INSTRUCTION: Pick out each line in these entries that contains the string "Madeleine".

Dataset records
-=-=-

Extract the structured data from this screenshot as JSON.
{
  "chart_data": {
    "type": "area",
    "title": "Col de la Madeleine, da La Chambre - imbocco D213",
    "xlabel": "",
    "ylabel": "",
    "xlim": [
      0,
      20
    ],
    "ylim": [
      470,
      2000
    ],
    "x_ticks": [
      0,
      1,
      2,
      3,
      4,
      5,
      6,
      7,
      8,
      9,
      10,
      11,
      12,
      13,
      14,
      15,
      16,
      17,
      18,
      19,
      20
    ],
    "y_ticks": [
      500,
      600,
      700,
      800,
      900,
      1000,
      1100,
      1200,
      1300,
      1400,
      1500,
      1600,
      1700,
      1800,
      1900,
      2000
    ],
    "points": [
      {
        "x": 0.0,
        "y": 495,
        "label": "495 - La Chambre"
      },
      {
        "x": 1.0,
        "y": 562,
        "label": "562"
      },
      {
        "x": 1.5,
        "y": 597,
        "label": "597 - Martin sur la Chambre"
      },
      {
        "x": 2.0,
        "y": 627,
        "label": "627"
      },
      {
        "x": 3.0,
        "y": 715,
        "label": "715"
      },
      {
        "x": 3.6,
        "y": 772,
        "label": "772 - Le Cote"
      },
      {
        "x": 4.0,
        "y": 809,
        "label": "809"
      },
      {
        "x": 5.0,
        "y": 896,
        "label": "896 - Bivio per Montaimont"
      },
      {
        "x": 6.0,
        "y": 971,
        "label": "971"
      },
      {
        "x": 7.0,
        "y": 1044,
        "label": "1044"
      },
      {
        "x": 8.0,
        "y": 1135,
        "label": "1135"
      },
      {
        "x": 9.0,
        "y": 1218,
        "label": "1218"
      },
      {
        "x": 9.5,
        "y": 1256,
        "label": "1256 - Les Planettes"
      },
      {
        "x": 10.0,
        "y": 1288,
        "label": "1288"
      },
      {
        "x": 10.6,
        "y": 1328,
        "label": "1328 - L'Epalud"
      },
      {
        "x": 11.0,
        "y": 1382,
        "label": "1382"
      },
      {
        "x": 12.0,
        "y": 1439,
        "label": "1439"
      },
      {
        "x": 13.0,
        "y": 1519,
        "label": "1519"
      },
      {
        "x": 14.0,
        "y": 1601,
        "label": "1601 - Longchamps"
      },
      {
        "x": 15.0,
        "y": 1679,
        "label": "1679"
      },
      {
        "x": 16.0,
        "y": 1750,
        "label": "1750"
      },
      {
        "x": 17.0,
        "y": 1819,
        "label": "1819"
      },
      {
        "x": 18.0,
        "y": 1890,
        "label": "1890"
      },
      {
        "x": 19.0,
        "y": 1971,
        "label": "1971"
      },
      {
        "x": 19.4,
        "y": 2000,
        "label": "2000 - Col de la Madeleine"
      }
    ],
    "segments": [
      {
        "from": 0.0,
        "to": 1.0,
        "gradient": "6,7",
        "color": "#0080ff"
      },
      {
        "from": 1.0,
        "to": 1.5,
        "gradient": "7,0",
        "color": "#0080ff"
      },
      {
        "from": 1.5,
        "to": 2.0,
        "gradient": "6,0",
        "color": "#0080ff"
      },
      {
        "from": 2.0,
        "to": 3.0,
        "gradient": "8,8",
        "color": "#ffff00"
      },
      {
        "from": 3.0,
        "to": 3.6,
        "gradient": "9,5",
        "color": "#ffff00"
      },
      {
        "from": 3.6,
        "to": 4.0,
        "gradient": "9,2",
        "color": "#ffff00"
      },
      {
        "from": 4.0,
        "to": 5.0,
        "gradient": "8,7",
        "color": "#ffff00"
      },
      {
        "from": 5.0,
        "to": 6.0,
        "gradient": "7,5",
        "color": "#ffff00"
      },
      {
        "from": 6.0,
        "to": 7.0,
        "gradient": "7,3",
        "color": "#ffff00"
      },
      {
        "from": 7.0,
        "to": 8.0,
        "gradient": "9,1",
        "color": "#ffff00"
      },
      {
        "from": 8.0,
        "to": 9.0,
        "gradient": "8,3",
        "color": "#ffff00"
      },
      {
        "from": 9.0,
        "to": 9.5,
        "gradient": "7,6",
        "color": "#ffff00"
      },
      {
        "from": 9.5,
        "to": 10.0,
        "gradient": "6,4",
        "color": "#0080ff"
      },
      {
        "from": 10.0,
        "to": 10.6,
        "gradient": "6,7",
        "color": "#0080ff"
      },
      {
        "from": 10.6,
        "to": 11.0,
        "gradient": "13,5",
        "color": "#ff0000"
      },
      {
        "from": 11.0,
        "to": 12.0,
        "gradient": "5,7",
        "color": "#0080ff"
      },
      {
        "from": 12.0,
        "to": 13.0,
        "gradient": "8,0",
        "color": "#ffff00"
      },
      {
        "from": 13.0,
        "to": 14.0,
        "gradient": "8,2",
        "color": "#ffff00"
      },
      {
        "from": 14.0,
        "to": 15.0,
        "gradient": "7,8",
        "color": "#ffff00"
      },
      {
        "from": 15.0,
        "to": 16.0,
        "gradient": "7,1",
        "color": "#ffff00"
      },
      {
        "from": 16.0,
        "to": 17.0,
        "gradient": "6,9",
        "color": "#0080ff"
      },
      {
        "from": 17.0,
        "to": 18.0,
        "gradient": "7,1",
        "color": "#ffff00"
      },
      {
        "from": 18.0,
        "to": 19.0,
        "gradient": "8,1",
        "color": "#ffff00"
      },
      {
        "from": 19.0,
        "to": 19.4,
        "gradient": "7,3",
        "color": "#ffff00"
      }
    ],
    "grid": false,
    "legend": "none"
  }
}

-=-=-

WRITTEN SOLUTION:
    "title": "Col de la Madeleine, da La Chambre - imbocco D213",
        "label": "2000 - Col de la Madeleine"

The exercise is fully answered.